TO DO:
Only lines holding "friendly" are wanted; copy each of them from the records below.

GIVEN ENTRIES:

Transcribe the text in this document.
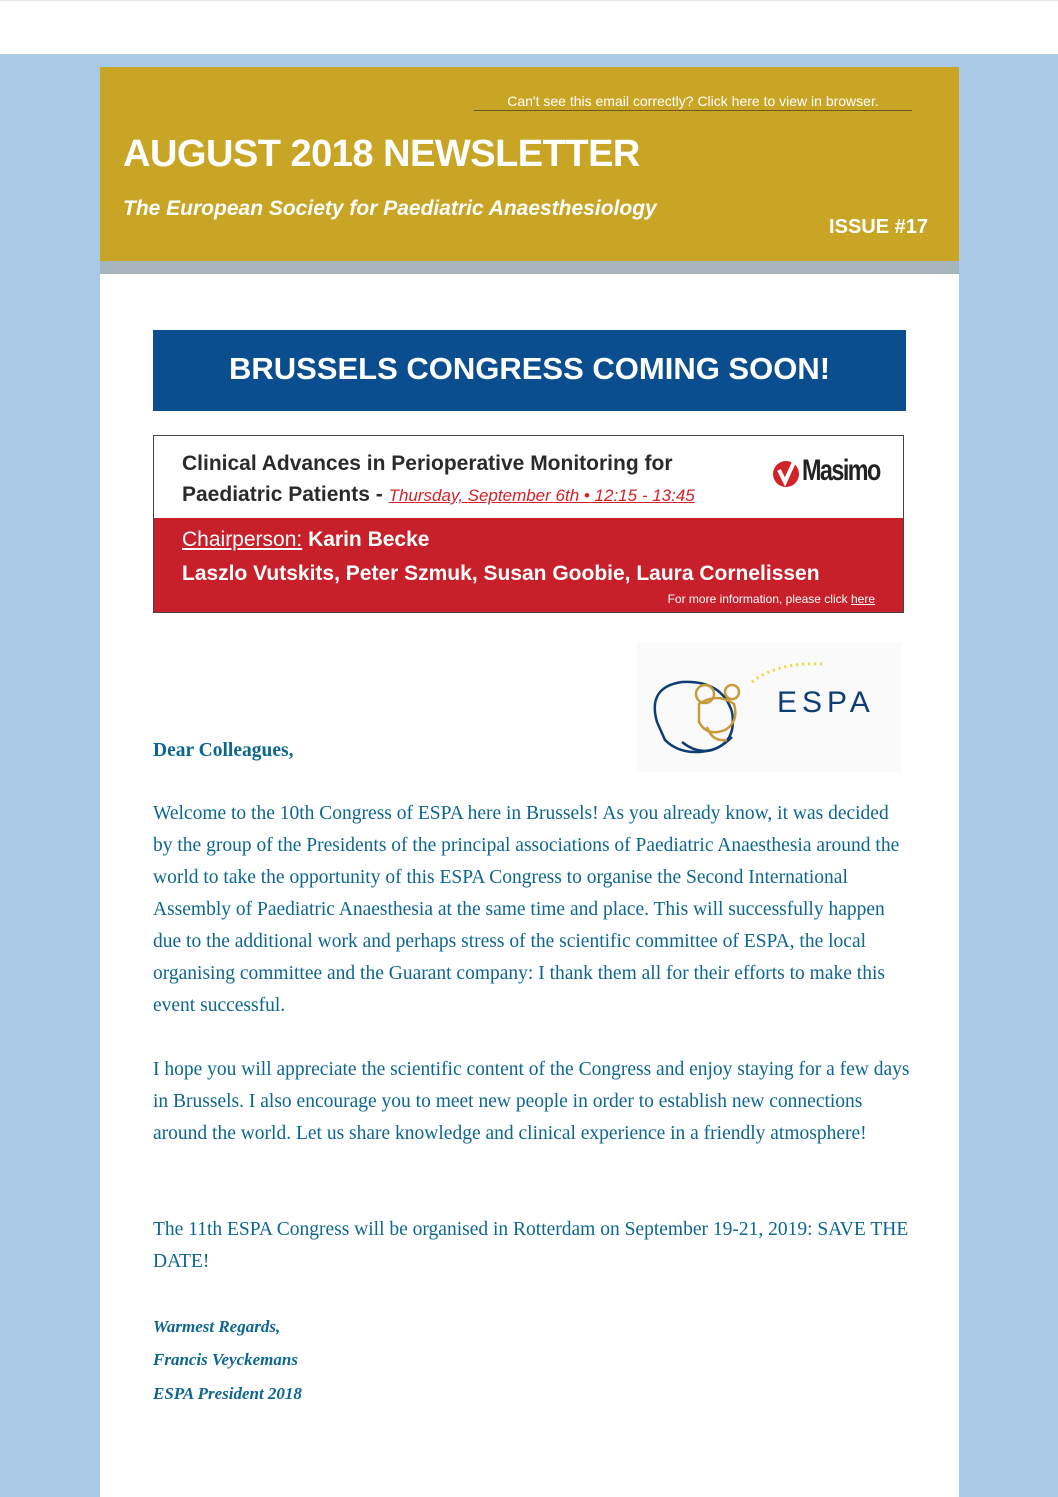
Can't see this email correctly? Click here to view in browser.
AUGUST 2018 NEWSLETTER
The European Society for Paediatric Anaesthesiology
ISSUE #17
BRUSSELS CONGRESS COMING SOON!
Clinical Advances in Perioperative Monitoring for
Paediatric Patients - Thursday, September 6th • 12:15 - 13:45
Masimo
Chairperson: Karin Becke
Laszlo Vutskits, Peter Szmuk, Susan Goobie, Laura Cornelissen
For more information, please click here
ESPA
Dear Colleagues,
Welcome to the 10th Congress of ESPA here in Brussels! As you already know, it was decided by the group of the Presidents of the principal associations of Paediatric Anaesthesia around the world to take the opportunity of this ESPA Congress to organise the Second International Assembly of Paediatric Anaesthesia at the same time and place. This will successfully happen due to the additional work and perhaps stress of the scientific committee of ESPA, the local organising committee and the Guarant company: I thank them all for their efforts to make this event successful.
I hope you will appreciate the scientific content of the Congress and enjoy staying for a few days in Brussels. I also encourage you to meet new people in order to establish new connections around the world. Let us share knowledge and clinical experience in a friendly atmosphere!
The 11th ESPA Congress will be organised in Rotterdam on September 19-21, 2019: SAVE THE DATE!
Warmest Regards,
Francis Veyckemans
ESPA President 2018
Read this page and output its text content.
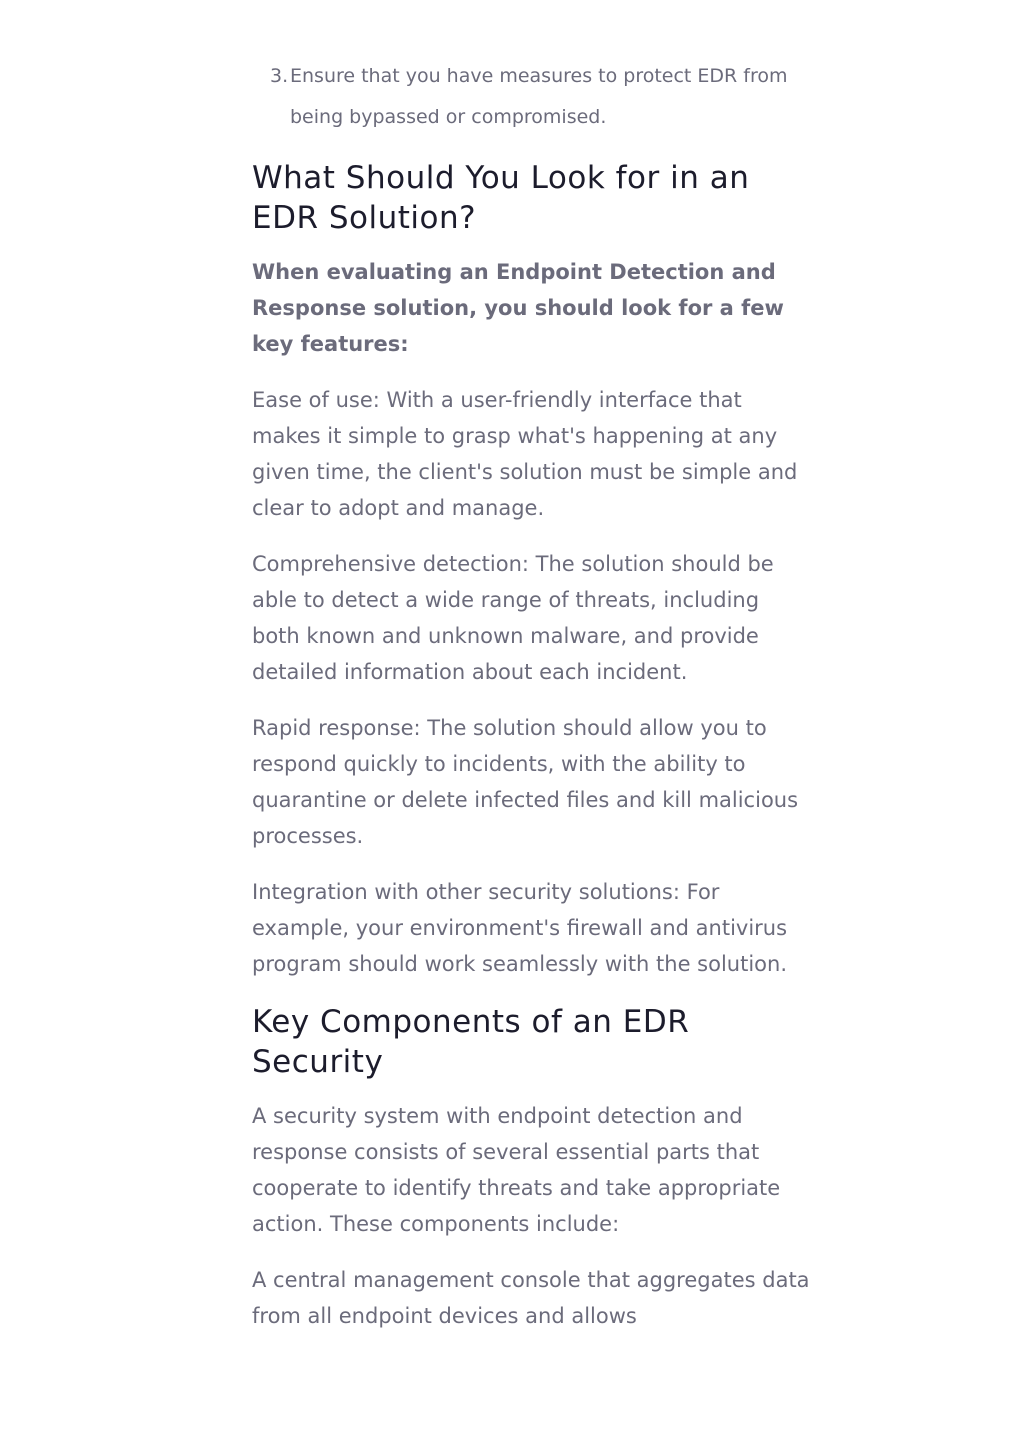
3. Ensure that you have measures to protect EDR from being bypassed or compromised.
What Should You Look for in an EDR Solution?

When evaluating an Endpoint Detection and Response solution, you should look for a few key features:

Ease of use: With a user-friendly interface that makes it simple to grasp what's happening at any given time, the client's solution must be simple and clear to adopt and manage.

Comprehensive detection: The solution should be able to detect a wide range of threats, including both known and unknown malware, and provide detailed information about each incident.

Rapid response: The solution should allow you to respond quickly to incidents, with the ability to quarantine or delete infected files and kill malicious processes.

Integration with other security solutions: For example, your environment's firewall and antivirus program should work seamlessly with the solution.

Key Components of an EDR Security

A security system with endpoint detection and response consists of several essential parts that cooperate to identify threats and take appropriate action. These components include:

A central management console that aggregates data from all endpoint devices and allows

==

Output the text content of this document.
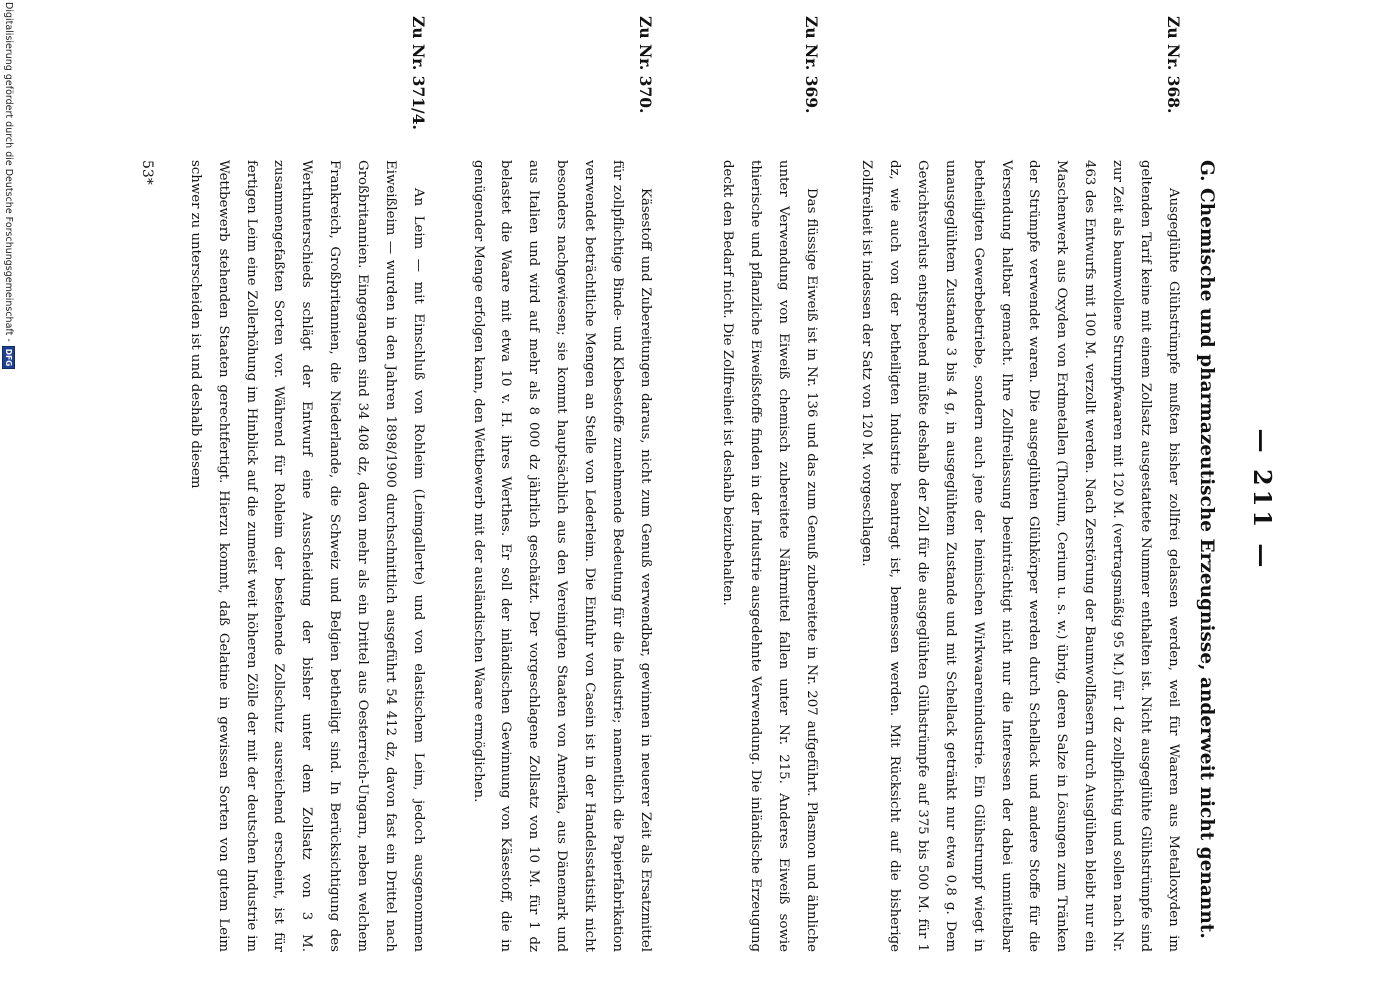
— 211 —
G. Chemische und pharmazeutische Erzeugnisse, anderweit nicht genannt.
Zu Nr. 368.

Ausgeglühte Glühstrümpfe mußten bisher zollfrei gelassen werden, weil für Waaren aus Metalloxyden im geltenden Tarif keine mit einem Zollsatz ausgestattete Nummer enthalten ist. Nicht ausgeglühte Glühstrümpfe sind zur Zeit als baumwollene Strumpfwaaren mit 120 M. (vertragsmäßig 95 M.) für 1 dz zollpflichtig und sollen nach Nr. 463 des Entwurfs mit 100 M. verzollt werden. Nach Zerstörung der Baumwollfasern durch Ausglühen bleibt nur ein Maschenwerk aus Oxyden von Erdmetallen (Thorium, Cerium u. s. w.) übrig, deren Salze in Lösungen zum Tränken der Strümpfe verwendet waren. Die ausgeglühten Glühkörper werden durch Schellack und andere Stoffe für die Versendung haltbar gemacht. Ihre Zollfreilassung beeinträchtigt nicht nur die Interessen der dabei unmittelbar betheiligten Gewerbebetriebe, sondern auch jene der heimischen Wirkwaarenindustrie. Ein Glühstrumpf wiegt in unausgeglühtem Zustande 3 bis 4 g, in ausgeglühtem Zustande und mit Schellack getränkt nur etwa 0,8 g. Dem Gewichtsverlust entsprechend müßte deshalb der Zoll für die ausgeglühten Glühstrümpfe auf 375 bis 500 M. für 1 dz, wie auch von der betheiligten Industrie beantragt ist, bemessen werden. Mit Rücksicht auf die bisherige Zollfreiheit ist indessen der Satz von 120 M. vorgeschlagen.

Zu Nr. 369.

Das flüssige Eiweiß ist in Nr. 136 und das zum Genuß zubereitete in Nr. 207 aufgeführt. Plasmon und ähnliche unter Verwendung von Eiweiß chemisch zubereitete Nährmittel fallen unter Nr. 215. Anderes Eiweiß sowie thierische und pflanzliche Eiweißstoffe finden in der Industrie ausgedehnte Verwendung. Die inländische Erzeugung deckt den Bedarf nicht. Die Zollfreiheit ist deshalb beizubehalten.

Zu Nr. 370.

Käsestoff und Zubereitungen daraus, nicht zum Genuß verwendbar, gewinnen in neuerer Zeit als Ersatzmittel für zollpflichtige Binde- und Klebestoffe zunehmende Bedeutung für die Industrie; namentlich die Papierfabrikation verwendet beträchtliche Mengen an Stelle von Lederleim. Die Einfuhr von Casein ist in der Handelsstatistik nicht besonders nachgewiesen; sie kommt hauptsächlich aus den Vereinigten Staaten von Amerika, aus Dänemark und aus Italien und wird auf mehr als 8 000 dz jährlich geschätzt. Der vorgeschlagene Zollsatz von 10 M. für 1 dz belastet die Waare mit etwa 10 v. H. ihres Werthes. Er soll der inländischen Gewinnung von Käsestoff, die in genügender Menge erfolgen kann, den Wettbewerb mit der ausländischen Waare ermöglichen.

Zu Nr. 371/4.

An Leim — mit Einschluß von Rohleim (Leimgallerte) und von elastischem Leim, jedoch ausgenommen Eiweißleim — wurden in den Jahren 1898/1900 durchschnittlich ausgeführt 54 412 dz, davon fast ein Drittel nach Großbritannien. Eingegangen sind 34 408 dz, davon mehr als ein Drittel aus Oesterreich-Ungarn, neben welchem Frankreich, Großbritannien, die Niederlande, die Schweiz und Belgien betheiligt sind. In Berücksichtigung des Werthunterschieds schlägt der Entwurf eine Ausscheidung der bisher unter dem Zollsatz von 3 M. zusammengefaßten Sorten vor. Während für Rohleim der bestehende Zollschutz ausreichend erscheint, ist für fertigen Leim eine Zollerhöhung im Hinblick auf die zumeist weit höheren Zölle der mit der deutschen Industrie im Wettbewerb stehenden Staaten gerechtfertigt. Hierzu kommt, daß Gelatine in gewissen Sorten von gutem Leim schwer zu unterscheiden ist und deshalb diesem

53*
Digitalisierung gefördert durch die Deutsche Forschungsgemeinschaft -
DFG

RESPONSE TO THE EXERCISE:
I hope you will appreciate the scientific content of the Congress and enjoy staying for a few days in Brussels. I also encourage you to meet new people in order to establish new connections around the world. Let us share knowledge and clinical experience in a friendly atmosphere!
Ease of use: With a user-friendly interface that makes it simple to grasp what's happening at any given time, the client's solution must be simple and clear to adopt and manage.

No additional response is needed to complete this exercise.